Copy the records that follow exactly as written, but not their pictures.
━━━ DATA EXCERPTS ━━━
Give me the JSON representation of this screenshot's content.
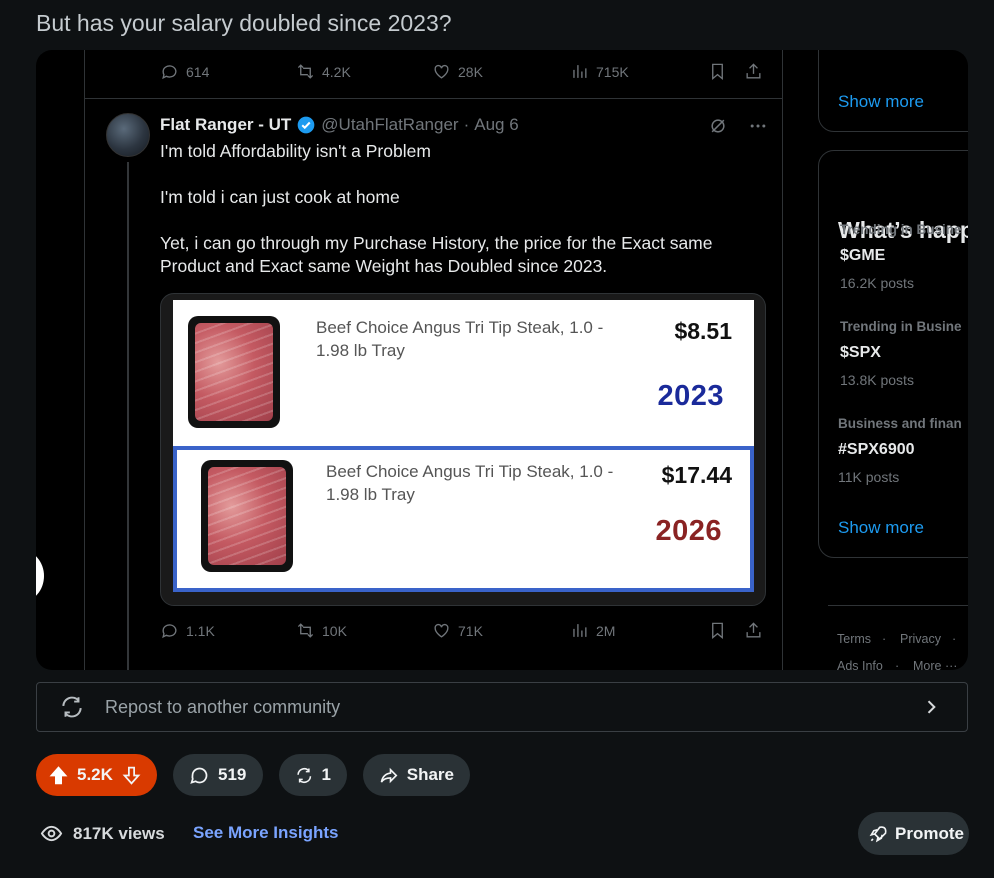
{
  "post": {
    "title": "But has your salary doubled since 2023?"
  },
  "screenshot": {
    "top_actions": {
      "replies": "614",
      "reposts": "4.2K",
      "likes": "28K",
      "views": "715K"
    },
    "tweet": {
      "name": "Flat Ranger - UT",
      "handle": "@UtahFlatRanger",
      "dot": "·",
      "date": "Aug 6",
      "lines": [
        "I'm told Affordability isn't a Problem",
        "I'm told i can just cook at home",
        "Yet, i can go through my Purchase History, the price for the Exact same Product and Exact same Weight has Doubled since 2023."
      ]
    },
    "media": {
      "item_1": {
        "description_l1": "Beef Choice Angus Tri Tip Steak, 1.0 -",
        "description_l2": "1.98 lb Tray",
        "price": "$8.51",
        "year": "2023",
        "year_color": "#1a2a9a"
      },
      "item_2": {
        "description_l1": "Beef Choice Angus Tri Tip Steak, 1.0 -",
        "description_l2": "1.98 lb Tray",
        "price": "$17.44",
        "year": "2026",
        "year_color": "#8a2323"
      }
    },
    "bottom_actions": {
      "replies": "1.1K",
      "reposts": "10K",
      "likes": "71K",
      "views": "2M"
    },
    "sidebar": {
      "show_more_1": "Show more",
      "heading": "What’s happ",
      "trends": [
        {
          "category": "Trending in Busine",
          "name": "$GME",
          "count": "16.2K posts"
        },
        {
          "category": "Trending in Busine",
          "name": "$SPX",
          "count": "13.8K posts"
        },
        {
          "category": "Business and finan",
          "name": "#SPX6900",
          "count": "11K posts"
        }
      ],
      "show_more_2": "Show more",
      "footer": {
        "terms": "Terms",
        "dot1": "·",
        "privacy": "Privacy",
        "dot2": "·",
        "ads": "Ads Info",
        "dot3": "·",
        "more": "More ···"
      }
    }
  },
  "repost_bar": {
    "label": "Repost to another community"
  },
  "actions": {
    "votes": "5.2K",
    "comments": "519",
    "crossposts": "1",
    "share": "Share"
  },
  "stats": {
    "views": "817K views",
    "insights": "See More Insights",
    "promote": "Promote"
  },
  "colors": {
    "upvote_bg": "#d93a00",
    "link": "#7aa4ff",
    "x_blue": "#1d9bf0",
    "page_bg": "#0e1113"
  }
}
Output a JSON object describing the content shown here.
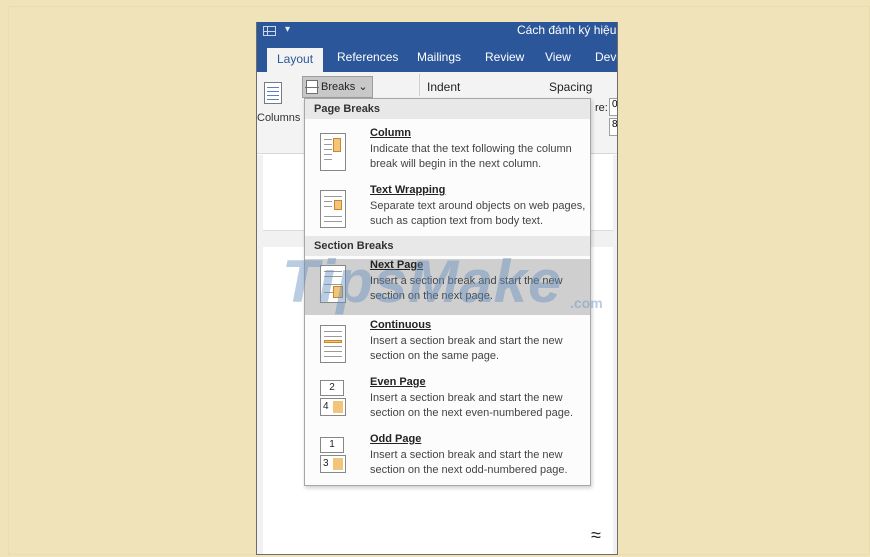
━━━
● **ANSWER TO THE EXERCISE**
Give me the JSON representation of this screenshot's content.
{
  "post": {
    "title": "But has your salary doubled since 2023?"
  },
  "screenshot": {
    "top_actions": {
      "replies": "614",
      "reposts": "4.2K",
      "likes": "28K",
      "views": "715K"
    },
    "tweet": {
      "name": "Flat Ranger - UT",
      "handle": "@UtahFlatRanger",
      "dot": "·",
      "date": "Aug 6",
      "lines": [
        "I'm told Affordability isn't a Problem",
        "I'm told i can just cook at home",
        "Yet, i can go through my Purchase History, the price for the Exact same Product and Exact same Weight has Doubled since 2023."
      ]
    },
    "media": {
      "item_1": {
        "description_l1": "Beef Choice Angus Tri Tip Steak, 1.0 -",
        "description_l2": "1.98 lb Tray",
        "price": "$8.51",
        "year": "2023",
        "year_color": "#1a2a9a"
      },
      "item_2": {
        "description_l1": "Beef Choice Angus Tri Tip Steak, 1.0 -",
        "description_l2": "1.98 lb Tray",
        "price": "$17.44",
        "year": "2026",
        "year_color": "#8a2323"
      }
    },
    "bottom_actions": {
      "replies": "1.1K",
      "reposts": "10K",
      "likes": "71K",
      "views": "2M"
    },
    "sidebar": {
      "show_more_1": "Show more",
      "heading": "What’s happ",
      "trends": [
        {
          "category": "Trending in Busine",
          "name": "$GME",
          "count": "16.2K posts"
        },
        {
          "category": "Trending in Busine",
          "name": "$SPX",
          "count": "13.8K posts"
        },
        {
          "category": "Business and finan",
          "name": "#SPX6900",
          "count": "11K posts"
        }
      ],
      "show_more_2": "Show more",
      "footer": {
        "terms": "Terms",
        "dot1": "·",
        "privacy": "Privacy",
        "dot2": "·",
        "ads": "Ads Info",
        "dot3": "·",
        "more": "More ···"
      }
    }
  },
  "repost_bar": {
    "label": "Repost to another community"
  },
  "actions": {
    "votes": "5.2K",
    "comments": "519",
    "crossposts": "1",
    "share": "Share"
  },
  "stats": {
    "views": "817K views",
    "insights": "See More Insights",
    "promote": "Promote"
  },
  "colors": {
    "upvote_bg": "#d93a00",
    "link": "#7aa4ff",
    "x_blue": "#1d9bf0",
    "page_bg": "#0e1113"
  }
}
Output a JSON object describing the content shown here.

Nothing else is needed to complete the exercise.